■ **TASK BRIEF**:
Copy all lines that contain the word "Social".

■ **EXERCISE INPUT**:
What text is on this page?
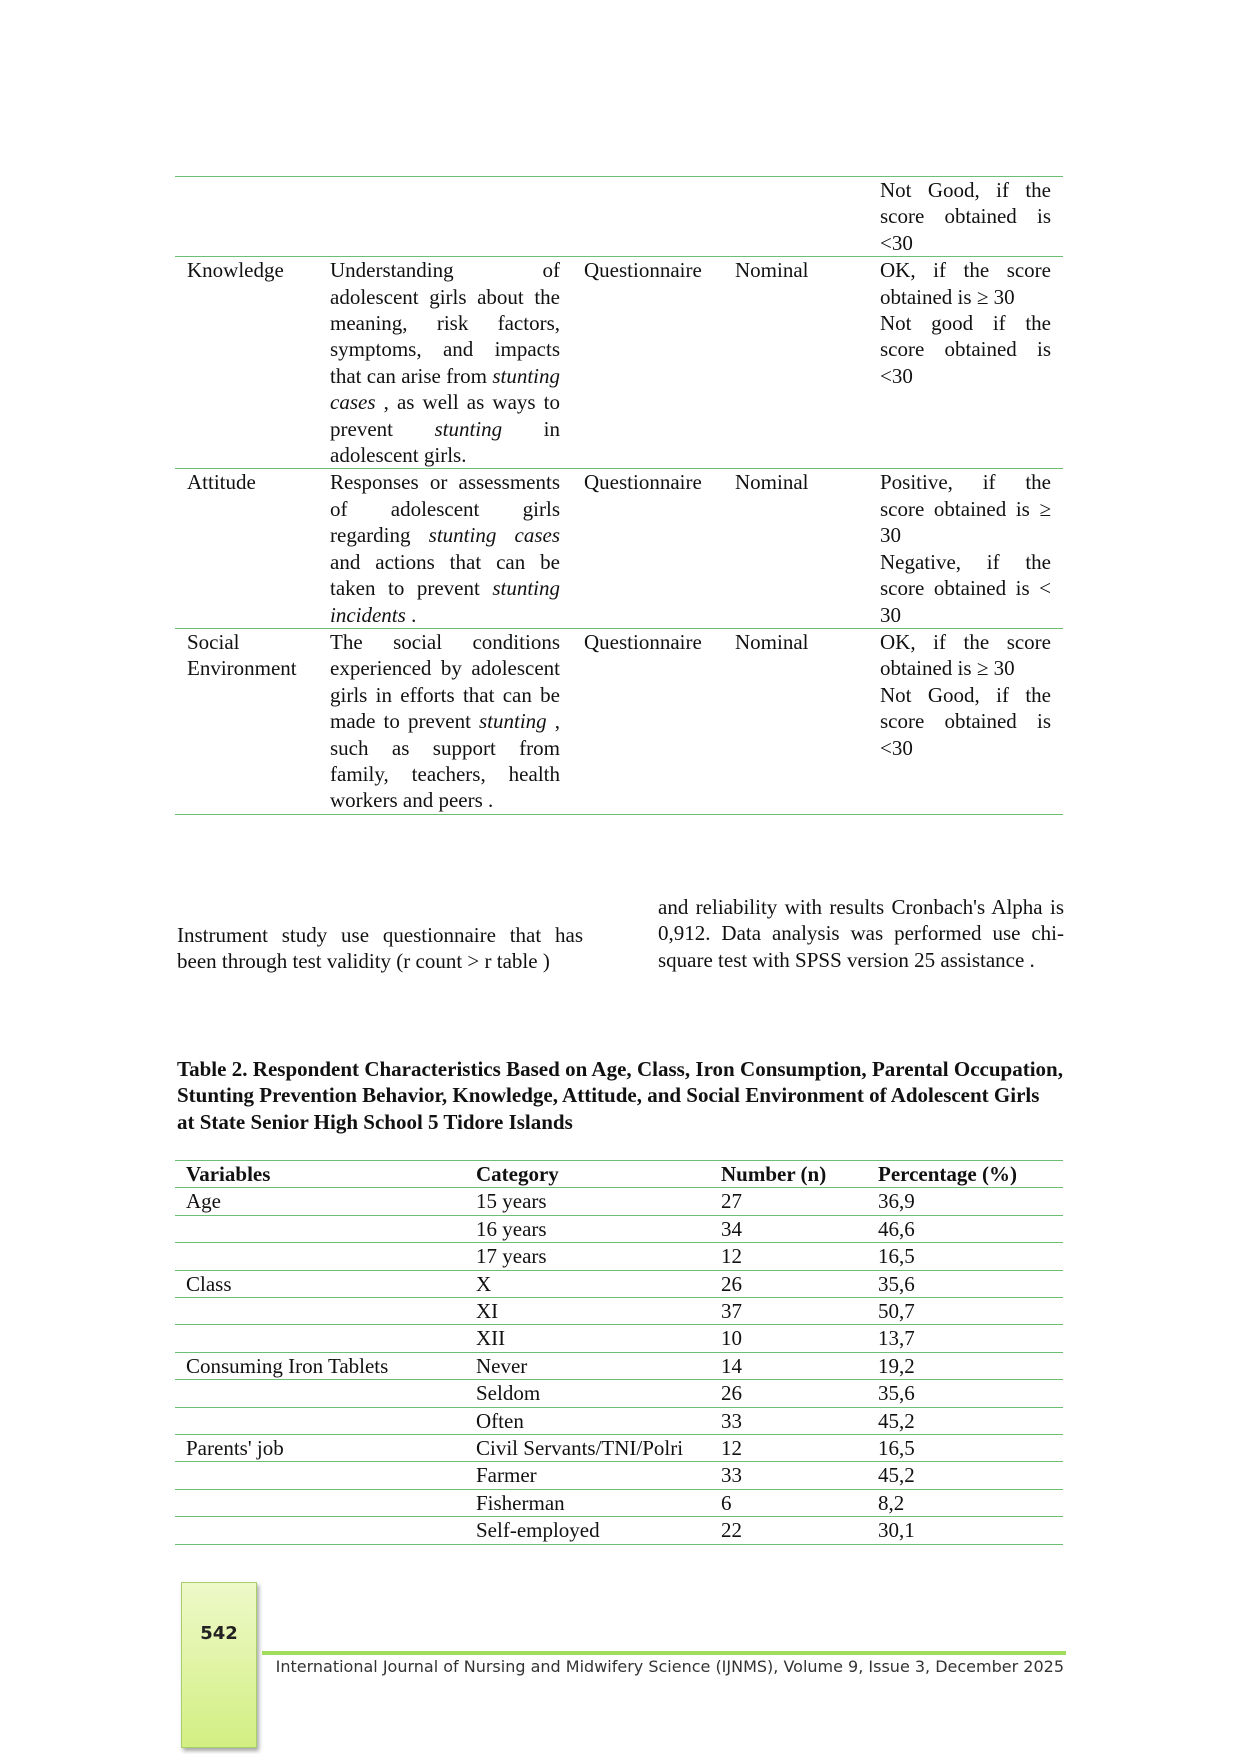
				Not Good, if the score obtained is <30

Knowledge	Understanding of adolescent girls about the meaning, risk factors, symptoms, and impacts that can arise from stunting cases , as well as ways to prevent stunting in adolescent girls.	Questionnaire	Nominal	OK, if the score obtained is ≥ 30
Not good if the score obtained is <30

Attitude	Responses or assessments of adolescent girls regarding stunting cases and actions that can be taken to prevent stunting incidents .	Questionnaire	Nominal	Positive, if the score obtained is ≥ 30
Negative, if the score obtained is < 30

Social Environment	The social conditions experienced by adolescent girls in efforts that can be made to prevent stunting , such as support from family, teachers, health workers and peers .	Questionnaire	Nominal	OK, if the score obtained is ≥ 30
Not Good, if the score obtained is <30
Instrument study use questionnaire that has been through test validity (r count > r table )
and reliability with results Cronbach's Alpha is 0,912. Data analysis was performed use chi-square test with SPSS version 25 assistance .
Table 2. Respondent Characteristics Based on Age, Class, Iron Consumption, Parental Occupation, Stunting Prevention Behavior, Knowledge, Attitude, and Social Environment of Adolescent Girls
at State Senior High School 5 Tidore Islands
Variables	Category	Number (n)	Percentage (%)
Age	15 years	27	36,9
	16 years	34	46,6
	17 years	12	16,5
Class	X	26	35,6
	XI	37	50,7
	XII	10	13,7
Consuming Iron Tablets	Never	14	19,2
	Seldom	26	35,6
	Often	33	45,2
Parents' job	Civil Servants/TNI/Polri	12	16,5
	Farmer	33	45,2
	Fisherman	6	8,2
	Self-employed	22	30,1
542
International Journal of Nursing and Midwifery Science (IJNMS), Volume 9, Issue 3, December 2025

■ **ANSWER FOR THE TASK**:
Social Environment	The social conditions experienced by adolescent girls in efforts that can be made to prevent stunting , such as support from family, teachers, health workers and peers .	Questionnaire	Nominal	OK, if the score obtained is ≥ 30
Table 2. Respondent Characteristics Based on Age, Class, Iron Consumption, Parental Occupation, Stunting Prevention Behavior, Knowledge, Attitude, and Social Environment of Adolescent Girls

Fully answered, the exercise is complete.